* Given exercise
Select all lines with the string "отделения" in them, and copy those lines.

* Stored records

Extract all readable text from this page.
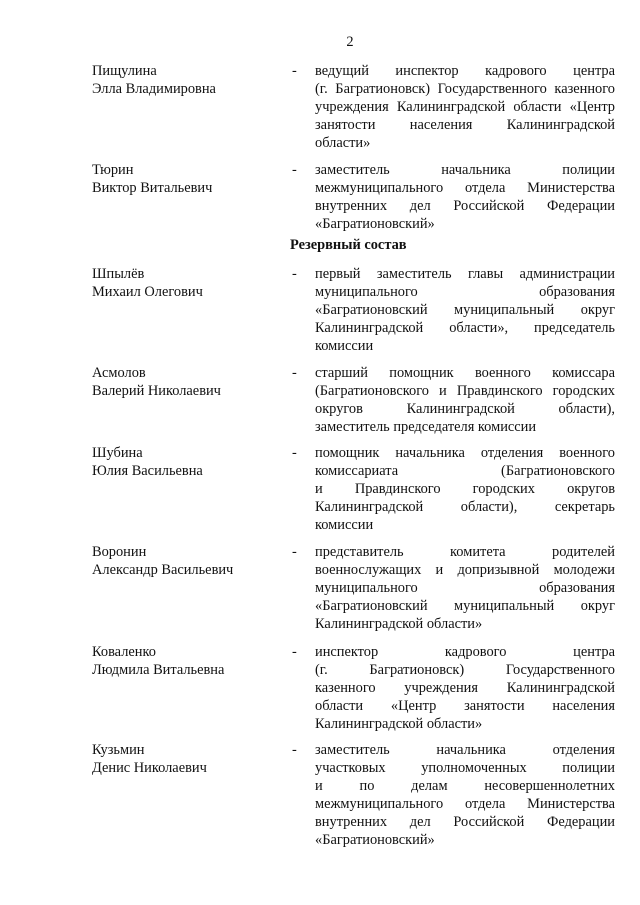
2
Резервный состав
Пищулина
Элла Владимировна
-	ведущий инспектор кадрового центра
(г. Багратионовск) Государственного казенного
учреждения Калининградской области «Центр
занятости населения Калининградской
области»
Тюрин
Виктор Витальевич
-	заместитель начальника полиции
межмуниципального отдела Министерства
внутренних дел Российской Федерации
«Багратионовский»
Шпылёв
Михаил Олегович
-	первый заместитель главы администрации
муниципального образования
«Багратионовский муниципальный округ
Калининградской области», председатель
комиссии
Асмолов
Валерий Николаевич
-	старший помощник военного комиссара
(Багратионовского и Правдинского городских
округов Калининградской области),
заместитель председателя комиссии
Шубина
Юлия Васильевна
-	помощник начальника отделения военного
комиссариата (Багратионовского
и Правдинского городских округов
Калининградской области), секретарь
комиссии
Воронин
Александр Васильевич
-	представитель комитета родителей
военнослужащих и допризывной молодежи
муниципального образования
«Багратионовский муниципальный округ
Калининградской области»
Коваленко
Людмила Витальевна
-	инспектор кадрового центра
(г. Багратионовск) Государственного
казенного учреждения Калининградской
области «Центр занятости населения
Калининградской области»
Кузьмин
Денис Николаевич
-	заместитель начальника отделения
участковых уполномоченных полиции
и по делам несовершеннолетних
межмуниципального отдела Министерства
внутренних дел Российской Федерации
«Багратионовский»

* The answer
-	помощник начальника отделения военного
-	заместитель начальника отделения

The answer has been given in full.